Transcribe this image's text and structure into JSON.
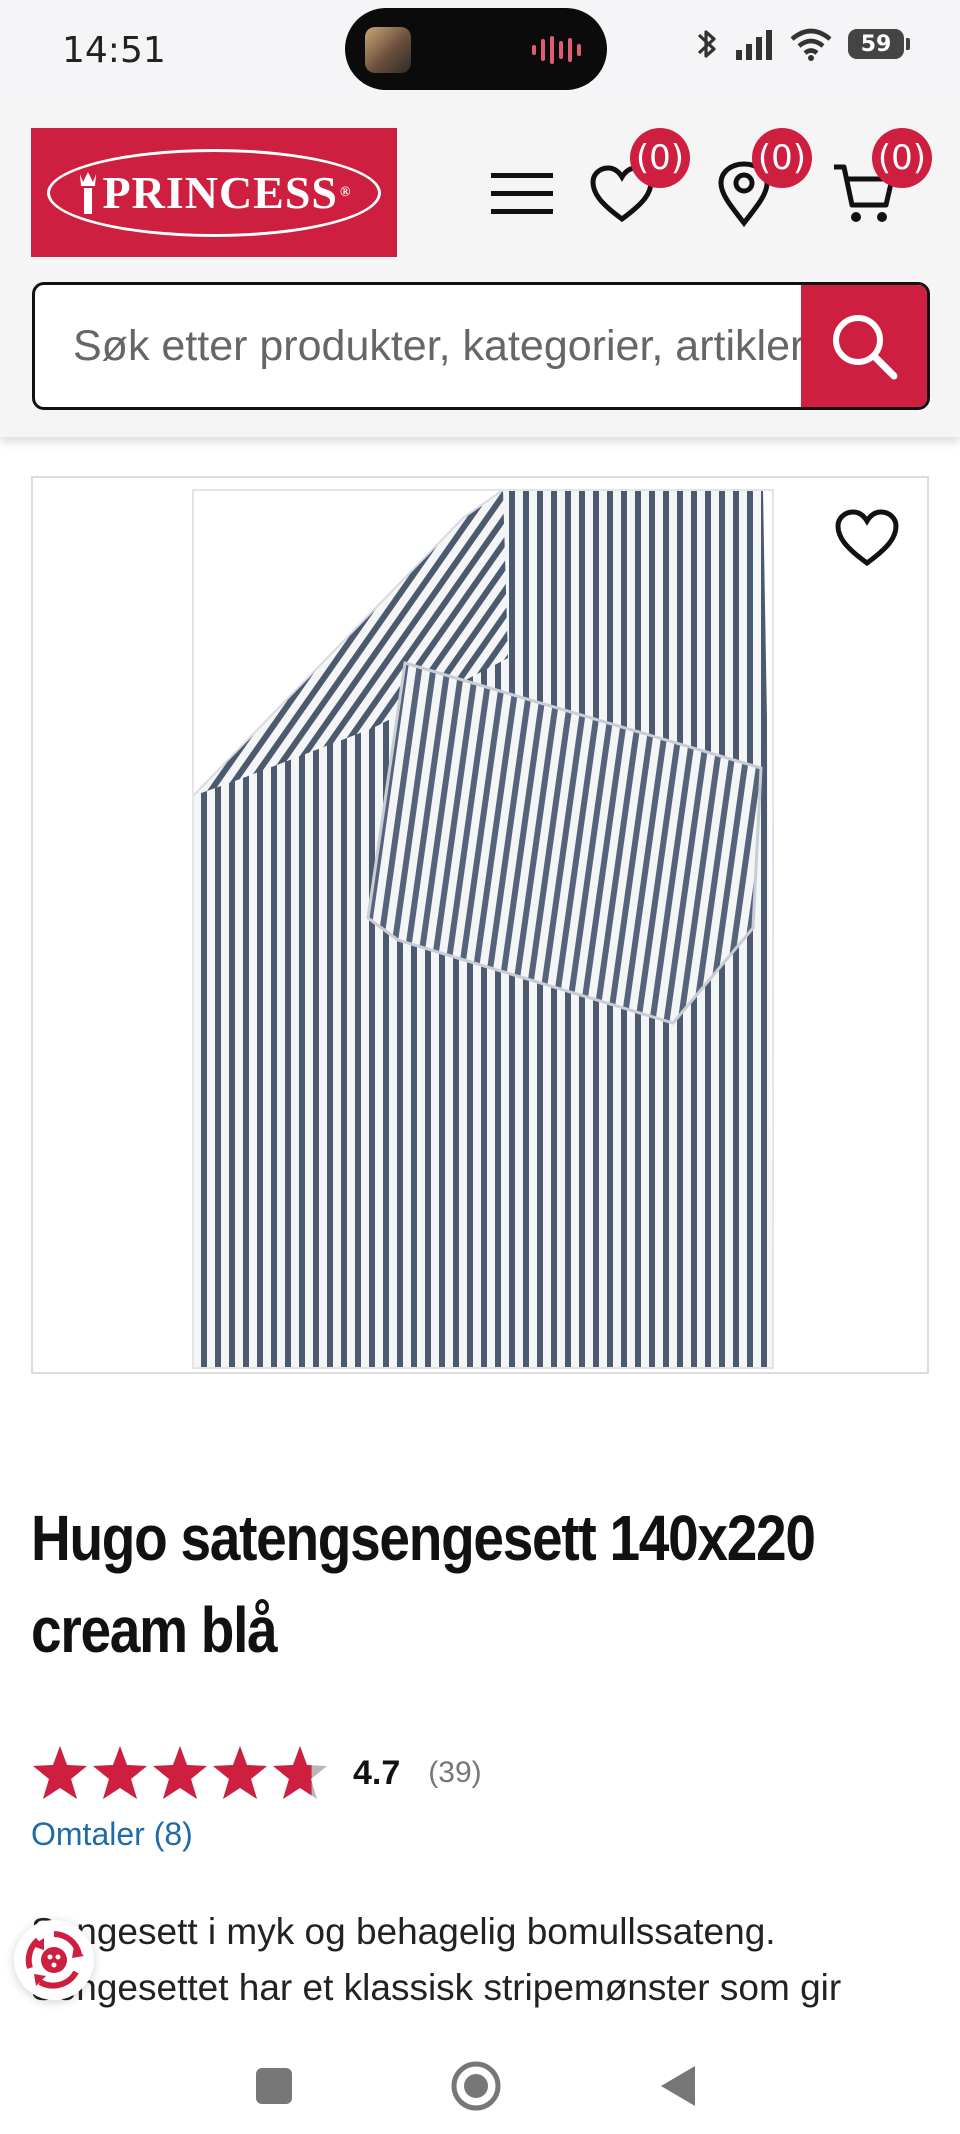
{
  "status_bar": {
    "time": "14:51",
    "battery": "59"
  },
  "header": {
    "logo_text": "PRINCESS",
    "logo_mark": "®",
    "wishlist_count": "(0)",
    "stores_count": "(0)",
    "cart_count": "(0)"
  },
  "search": {
    "placeholder": "Søk etter produkter, kategorier, artikler"
  },
  "product": {
    "title": "Hugo satengsengesett 140x220 cream blå",
    "rating_value": "4.7",
    "rating_fraction": 0.94,
    "rating_count": "(39)",
    "reviews_link": "Omtaler (8)",
    "description_line1": "Sengesett i myk og behagelig bomullssateng.",
    "description_line2": "Sengesettet har et klassisk stripemønster som gir"
  },
  "colors": {
    "brand_red": "#cf1f40",
    "link_blue": "#1f6aa8",
    "stripe_navy": "#4b5a6e"
  },
  "icons": [
    "menu-icon",
    "heart-icon",
    "map-pin-icon",
    "cart-icon",
    "search-icon",
    "star-icon",
    "recycle-icon",
    "square-icon",
    "circle-icon",
    "back-icon"
  ]
}
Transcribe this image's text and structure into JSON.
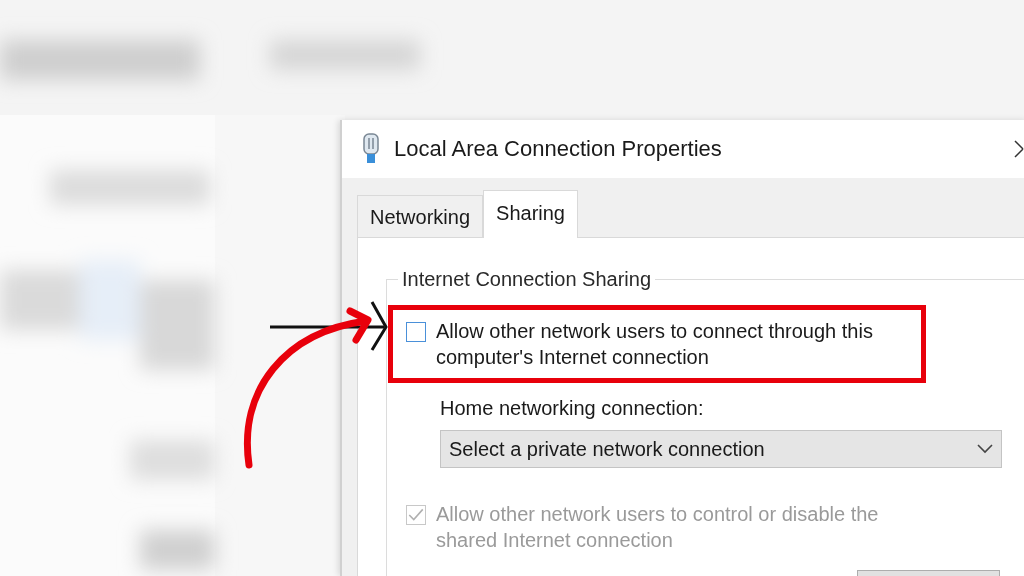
{
  "window": {
    "title": "Local Area Connection Properties"
  },
  "tabs": [
    {
      "label": "Networking",
      "selected": false
    },
    {
      "label": "Sharing",
      "selected": true
    }
  ],
  "sharing": {
    "group_title": "Internet Connection Sharing",
    "allow_connect": {
      "label": "Allow other network users to connect through this\ncomputer's Internet connection",
      "checked": false,
      "disabled": false,
      "highlighted": true
    },
    "home_label": "Home networking connection:",
    "home_connection": {
      "value": "Select a private network connection"
    },
    "allow_control": {
      "label": "Allow other network users to control or disable the\nshared Internet connection",
      "checked": true,
      "disabled": true
    }
  }
}
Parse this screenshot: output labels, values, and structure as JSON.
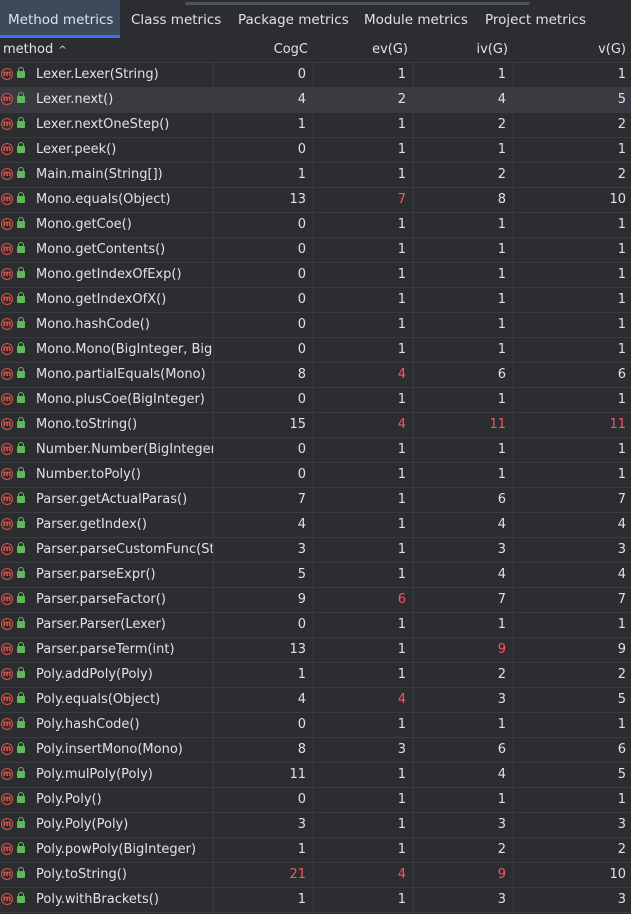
{
  "tabs": [
    {
      "label": "Method metrics",
      "active": true
    },
    {
      "label": "Class metrics",
      "active": false
    },
    {
      "label": "Package metrics",
      "active": false
    },
    {
      "label": "Module metrics",
      "active": false
    },
    {
      "label": "Project metrics",
      "active": false
    }
  ],
  "columns": [
    "method",
    "CogC",
    "ev(G)",
    "iv(G)",
    "v(G)"
  ],
  "sort_indicator": "^",
  "highlight_color": "#ff5261",
  "rows": [
    {
      "method": "Lexer.Lexer(String)",
      "cogc": "0",
      "evg": "1",
      "ivg": "1",
      "vg": "1"
    },
    {
      "method": "Lexer.next()",
      "cogc": "4",
      "evg": "2",
      "ivg": "4",
      "vg": "5",
      "selected": true
    },
    {
      "method": "Lexer.nextOneStep()",
      "cogc": "1",
      "evg": "1",
      "ivg": "2",
      "vg": "2"
    },
    {
      "method": "Lexer.peek()",
      "cogc": "0",
      "evg": "1",
      "ivg": "1",
      "vg": "1"
    },
    {
      "method": "Main.main(String[])",
      "cogc": "1",
      "evg": "1",
      "ivg": "2",
      "vg": "2"
    },
    {
      "method": "Mono.equals(Object)",
      "cogc": "13",
      "evg": "7",
      "ivg": "8",
      "vg": "10",
      "red": [
        "evg"
      ]
    },
    {
      "method": "Mono.getCoe()",
      "cogc": "0",
      "evg": "1",
      "ivg": "1",
      "vg": "1"
    },
    {
      "method": "Mono.getContents()",
      "cogc": "0",
      "evg": "1",
      "ivg": "1",
      "vg": "1"
    },
    {
      "method": "Mono.getIndexOfExp()",
      "cogc": "0",
      "evg": "1",
      "ivg": "1",
      "vg": "1"
    },
    {
      "method": "Mono.getIndexOfX()",
      "cogc": "0",
      "evg": "1",
      "ivg": "1",
      "vg": "1"
    },
    {
      "method": "Mono.hashCode()",
      "cogc": "0",
      "evg": "1",
      "ivg": "1",
      "vg": "1"
    },
    {
      "method": "Mono.Mono(BigInteger, BigI",
      "cogc": "0",
      "evg": "1",
      "ivg": "1",
      "vg": "1"
    },
    {
      "method": "Mono.partialEquals(Mono)",
      "cogc": "8",
      "evg": "4",
      "ivg": "6",
      "vg": "6",
      "red": [
        "evg"
      ]
    },
    {
      "method": "Mono.plusCoe(BigInteger)",
      "cogc": "0",
      "evg": "1",
      "ivg": "1",
      "vg": "1"
    },
    {
      "method": "Mono.toString()",
      "cogc": "15",
      "evg": "4",
      "ivg": "11",
      "vg": "11",
      "red": [
        "evg",
        "ivg",
        "vg"
      ]
    },
    {
      "method": "Number.Number(BigInteger)",
      "cogc": "0",
      "evg": "1",
      "ivg": "1",
      "vg": "1"
    },
    {
      "method": "Number.toPoly()",
      "cogc": "0",
      "evg": "1",
      "ivg": "1",
      "vg": "1"
    },
    {
      "method": "Parser.getActualParas()",
      "cogc": "7",
      "evg": "1",
      "ivg": "6",
      "vg": "7"
    },
    {
      "method": "Parser.getIndex()",
      "cogc": "4",
      "evg": "1",
      "ivg": "4",
      "vg": "4"
    },
    {
      "method": "Parser.parseCustomFunc(St",
      "cogc": "3",
      "evg": "1",
      "ivg": "3",
      "vg": "3"
    },
    {
      "method": "Parser.parseExpr()",
      "cogc": "5",
      "evg": "1",
      "ivg": "4",
      "vg": "4"
    },
    {
      "method": "Parser.parseFactor()",
      "cogc": "9",
      "evg": "6",
      "ivg": "7",
      "vg": "7",
      "red": [
        "evg"
      ]
    },
    {
      "method": "Parser.Parser(Lexer)",
      "cogc": "0",
      "evg": "1",
      "ivg": "1",
      "vg": "1"
    },
    {
      "method": "Parser.parseTerm(int)",
      "cogc": "13",
      "evg": "1",
      "ivg": "9",
      "vg": "9",
      "red": [
        "ivg"
      ]
    },
    {
      "method": "Poly.addPoly(Poly)",
      "cogc": "1",
      "evg": "1",
      "ivg": "2",
      "vg": "2"
    },
    {
      "method": "Poly.equals(Object)",
      "cogc": "4",
      "evg": "4",
      "ivg": "3",
      "vg": "5",
      "red": [
        "evg"
      ]
    },
    {
      "method": "Poly.hashCode()",
      "cogc": "0",
      "evg": "1",
      "ivg": "1",
      "vg": "1"
    },
    {
      "method": "Poly.insertMono(Mono)",
      "cogc": "8",
      "evg": "3",
      "ivg": "6",
      "vg": "6"
    },
    {
      "method": "Poly.mulPoly(Poly)",
      "cogc": "11",
      "evg": "1",
      "ivg": "4",
      "vg": "5"
    },
    {
      "method": "Poly.Poly()",
      "cogc": "0",
      "evg": "1",
      "ivg": "1",
      "vg": "1"
    },
    {
      "method": "Poly.Poly(Poly)",
      "cogc": "3",
      "evg": "1",
      "ivg": "3",
      "vg": "3"
    },
    {
      "method": "Poly.powPoly(BigInteger)",
      "cogc": "1",
      "evg": "1",
      "ivg": "2",
      "vg": "2"
    },
    {
      "method": "Poly.toString()",
      "cogc": "21",
      "evg": "4",
      "ivg": "9",
      "vg": "10",
      "red": [
        "cogc",
        "evg",
        "ivg"
      ]
    },
    {
      "method": "Poly.withBrackets()",
      "cogc": "1",
      "evg": "1",
      "ivg": "3",
      "vg": "3"
    }
  ]
}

● What to do
Repeat the records above exactly, omitting every picture.

● Response to this exercise
Transcribe this image's text and structure into JSON.
{
  "status_bar": {
    "time": "14:51",
    "battery": "59"
  },
  "header": {
    "logo_text": "PRINCESS",
    "logo_mark": "®",
    "wishlist_count": "(0)",
    "stores_count": "(0)",
    "cart_count": "(0)"
  },
  "search": {
    "placeholder": "Søk etter produkter, kategorier, artikler"
  },
  "product": {
    "title": "Hugo satengsengesett 140x220 cream blå",
    "rating_value": "4.7",
    "rating_fraction": 0.94,
    "rating_count": "(39)",
    "reviews_link": "Omtaler (8)",
    "description_line1": "Sengesett i myk og behagelig bomullssateng.",
    "description_line2": "Sengesettet har et klassisk stripemønster som gir"
  },
  "colors": {
    "brand_red": "#cf1f40",
    "link_blue": "#1f6aa8",
    "stripe_navy": "#4b5a6e"
  },
  "icons": [
    "menu-icon",
    "heart-icon",
    "map-pin-icon",
    "cart-icon",
    "search-icon",
    "star-icon",
    "recycle-icon",
    "square-icon",
    "circle-icon",
    "back-icon"
  ]
}
Transcribe this image's text and structure into JSON.
{
  "window": {
    "title": "Local Area Connection Properties"
  },
  "tabs": [
    {
      "label": "Networking",
      "selected": false
    },
    {
      "label": "Sharing",
      "selected": true
    }
  ],
  "sharing": {
    "group_title": "Internet Connection Sharing",
    "allow_connect": {
      "label": "Allow other network users to connect through this\ncomputer's Internet connection",
      "checked": false,
      "disabled": false,
      "highlighted": true
    },
    "home_label": "Home networking connection:",
    "home_connection": {
      "value": "Select a private network connection"
    },
    "allow_control": {
      "label": "Allow other network users to control or disable the\nshared Internet connection",
      "checked": true,
      "disabled": true
    }
  }
}
Parse this screenshot: output labels, values, and structure as JSON.
{
  "tabs": [
    {
      "label": "Method metrics",
      "active": true
    },
    {
      "label": "Class metrics",
      "active": false
    },
    {
      "label": "Package metrics",
      "active": false
    },
    {
      "label": "Module metrics",
      "active": false
    },
    {
      "label": "Project metrics",
      "active": false
    }
  ],
  "columns": [
    "method",
    "CogC",
    "ev(G)",
    "iv(G)",
    "v(G)"
  ],
  "sort_indicator": "^",
  "highlight_color": "#ff5261",
  "rows": [
    {
      "method": "Lexer.Lexer(String)",
      "cogc": "0",
      "evg": "1",
      "ivg": "1",
      "vg": "1"
    },
    {
      "method": "Lexer.next()",
      "cogc": "4",
      "evg": "2",
      "ivg": "4",
      "vg": "5",
      "selected": true
    },
    {
      "method": "Lexer.nextOneStep()",
      "cogc": "1",
      "evg": "1",
      "ivg": "2",
      "vg": "2"
    },
    {
      "method": "Lexer.peek()",
      "cogc": "0",
      "evg": "1",
      "ivg": "1",
      "vg": "1"
    },
    {
      "method": "Main.main(String[])",
      "cogc": "1",
      "evg": "1",
      "ivg": "2",
      "vg": "2"
    },
    {
      "method": "Mono.equals(Object)",
      "cogc": "13",
      "evg": "7",
      "ivg": "8",
      "vg": "10",
      "red": [
        "evg"
      ]
    },
    {
      "method": "Mono.getCoe()",
      "cogc": "0",
      "evg": "1",
      "ivg": "1",
      "vg": "1"
    },
    {
      "method": "Mono.getContents()",
      "cogc": "0",
      "evg": "1",
      "ivg": "1",
      "vg": "1"
    },
    {
      "method": "Mono.getIndexOfExp()",
      "cogc": "0",
      "evg": "1",
      "ivg": "1",
      "vg": "1"
    },
    {
      "method": "Mono.getIndexOfX()",
      "cogc": "0",
      "evg": "1",
      "ivg": "1",
      "vg": "1"
    },
    {
      "method": "Mono.hashCode()",
      "cogc": "0",
      "evg": "1",
      "ivg": "1",
      "vg": "1"
    },
    {
      "method": "Mono.Mono(BigInteger, BigI",
      "cogc": "0",
      "evg": "1",
      "ivg": "1",
      "vg": "1"
    },
    {
      "method": "Mono.partialEquals(Mono)",
      "cogc": "8",
      "evg": "4",
      "ivg": "6",
      "vg": "6",
      "red": [
        "evg"
      ]
    },
    {
      "method": "Mono.plusCoe(BigInteger)",
      "cogc": "0",
      "evg": "1",
      "ivg": "1",
      "vg": "1"
    },
    {
      "method": "Mono.toString()",
      "cogc": "15",
      "evg": "4",
      "ivg": "11",
      "vg": "11",
      "red": [
        "evg",
        "ivg",
        "vg"
      ]
    },
    {
      "method": "Number.Number(BigInteger)",
      "cogc": "0",
      "evg": "1",
      "ivg": "1",
      "vg": "1"
    },
    {
      "method": "Number.toPoly()",
      "cogc": "0",
      "evg": "1",
      "ivg": "1",
      "vg": "1"
    },
    {
      "method": "Parser.getActualParas()",
      "cogc": "7",
      "evg": "1",
      "ivg": "6",
      "vg": "7"
    },
    {
      "method": "Parser.getIndex()",
      "cogc": "4",
      "evg": "1",
      "ivg": "4",
      "vg": "4"
    },
    {
      "method": "Parser.parseCustomFunc(St",
      "cogc": "3",
      "evg": "1",
      "ivg": "3",
      "vg": "3"
    },
    {
      "method": "Parser.parseExpr()",
      "cogc": "5",
      "evg": "1",
      "ivg": "4",
      "vg": "4"
    },
    {
      "method": "Parser.parseFactor()",
      "cogc": "9",
      "evg": "6",
      "ivg": "7",
      "vg": "7",
      "red": [
        "evg"
      ]
    },
    {
      "method": "Parser.Parser(Lexer)",
      "cogc": "0",
      "evg": "1",
      "ivg": "1",
      "vg": "1"
    },
    {
      "method": "Parser.parseTerm(int)",
      "cogc": "13",
      "evg": "1",
      "ivg": "9",
      "vg": "9",
      "red": [
        "ivg"
      ]
    },
    {
      "method": "Poly.addPoly(Poly)",
      "cogc": "1",
      "evg": "1",
      "ivg": "2",
      "vg": "2"
    },
    {
      "method": "Poly.equals(Object)",
      "cogc": "4",
      "evg": "4",
      "ivg": "3",
      "vg": "5",
      "red": [
        "evg"
      ]
    },
    {
      "method": "Poly.hashCode()",
      "cogc": "0",
      "evg": "1",
      "ivg": "1",
      "vg": "1"
    },
    {
      "method": "Poly.insertMono(Mono)",
      "cogc": "8",
      "evg": "3",
      "ivg": "6",
      "vg": "6"
    },
    {
      "method": "Poly.mulPoly(Poly)",
      "cogc": "11",
      "evg": "1",
      "ivg": "4",
      "vg": "5"
    },
    {
      "method": "Poly.Poly()",
      "cogc": "0",
      "evg": "1",
      "ivg": "1",
      "vg": "1"
    },
    {
      "method": "Poly.Poly(Poly)",
      "cogc": "3",
      "evg": "1",
      "ivg": "3",
      "vg": "3"
    },
    {
      "method": "Poly.powPoly(BigInteger)",
      "cogc": "1",
      "evg": "1",
      "ivg": "2",
      "vg": "2"
    },
    {
      "method": "Poly.toString()",
      "cogc": "21",
      "evg": "4",
      "ivg": "9",
      "vg": "10",
      "red": [
        "cogc",
        "evg",
        "ivg"
      ]
    },
    {
      "method": "Poly.withBrackets()",
      "cogc": "1",
      "evg": "1",
      "ivg": "3",
      "vg": "3"
    }
  ]
}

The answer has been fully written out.